◆ **What you have to do**
List, from the lines below, each one with "并定期组织演练" in it.

◆ **Records for this exercise**

◆ ◆ ◆ ◆

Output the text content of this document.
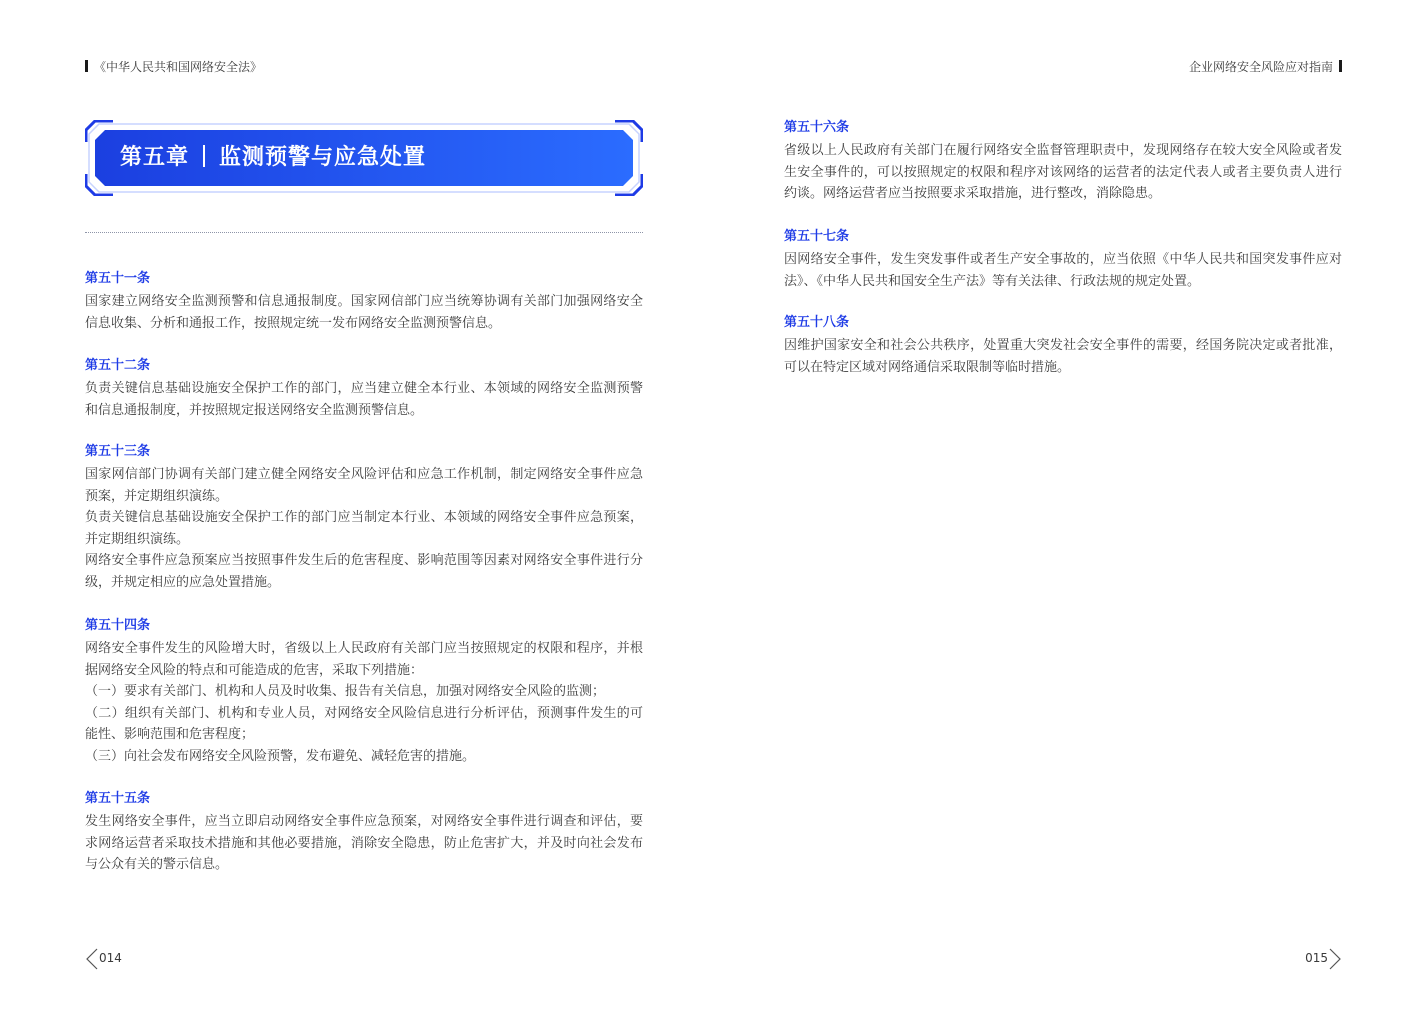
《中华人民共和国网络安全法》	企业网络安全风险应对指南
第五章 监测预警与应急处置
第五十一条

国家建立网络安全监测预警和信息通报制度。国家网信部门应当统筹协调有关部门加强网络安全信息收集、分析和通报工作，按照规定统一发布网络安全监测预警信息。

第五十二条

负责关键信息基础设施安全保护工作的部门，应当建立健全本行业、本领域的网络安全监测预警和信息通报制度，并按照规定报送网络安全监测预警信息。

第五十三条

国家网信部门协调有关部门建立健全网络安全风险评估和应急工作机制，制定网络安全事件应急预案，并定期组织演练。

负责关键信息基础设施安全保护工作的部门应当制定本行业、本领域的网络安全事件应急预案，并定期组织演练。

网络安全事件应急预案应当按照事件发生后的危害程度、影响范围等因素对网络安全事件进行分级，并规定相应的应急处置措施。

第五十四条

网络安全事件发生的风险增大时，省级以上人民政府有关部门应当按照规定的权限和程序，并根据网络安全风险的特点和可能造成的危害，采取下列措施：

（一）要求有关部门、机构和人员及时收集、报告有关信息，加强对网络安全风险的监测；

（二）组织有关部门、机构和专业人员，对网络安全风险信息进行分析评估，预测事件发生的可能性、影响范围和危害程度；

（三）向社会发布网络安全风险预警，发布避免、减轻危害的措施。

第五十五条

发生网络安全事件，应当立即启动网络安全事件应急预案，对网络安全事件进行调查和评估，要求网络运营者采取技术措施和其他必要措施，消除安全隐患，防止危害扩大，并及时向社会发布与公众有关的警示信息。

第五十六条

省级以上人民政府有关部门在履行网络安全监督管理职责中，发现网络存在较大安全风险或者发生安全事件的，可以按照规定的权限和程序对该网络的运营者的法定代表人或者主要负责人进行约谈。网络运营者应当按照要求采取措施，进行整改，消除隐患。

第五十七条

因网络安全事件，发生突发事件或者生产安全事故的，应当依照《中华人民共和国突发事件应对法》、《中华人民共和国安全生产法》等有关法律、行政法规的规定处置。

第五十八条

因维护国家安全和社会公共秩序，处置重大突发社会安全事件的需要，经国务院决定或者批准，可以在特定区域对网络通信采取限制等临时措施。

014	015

◆ ◆ ◆ ◆

◆ **Output of the task**
国家网信部门协调有关部门建立健全网络安全风险评估和应急工作机制，制定网络安全事件应急预案，并定期组织演练。
负责关键信息基础设施安全保护工作的部门应当制定本行业、本领域的网络安全事件应急预案，并定期组织演练。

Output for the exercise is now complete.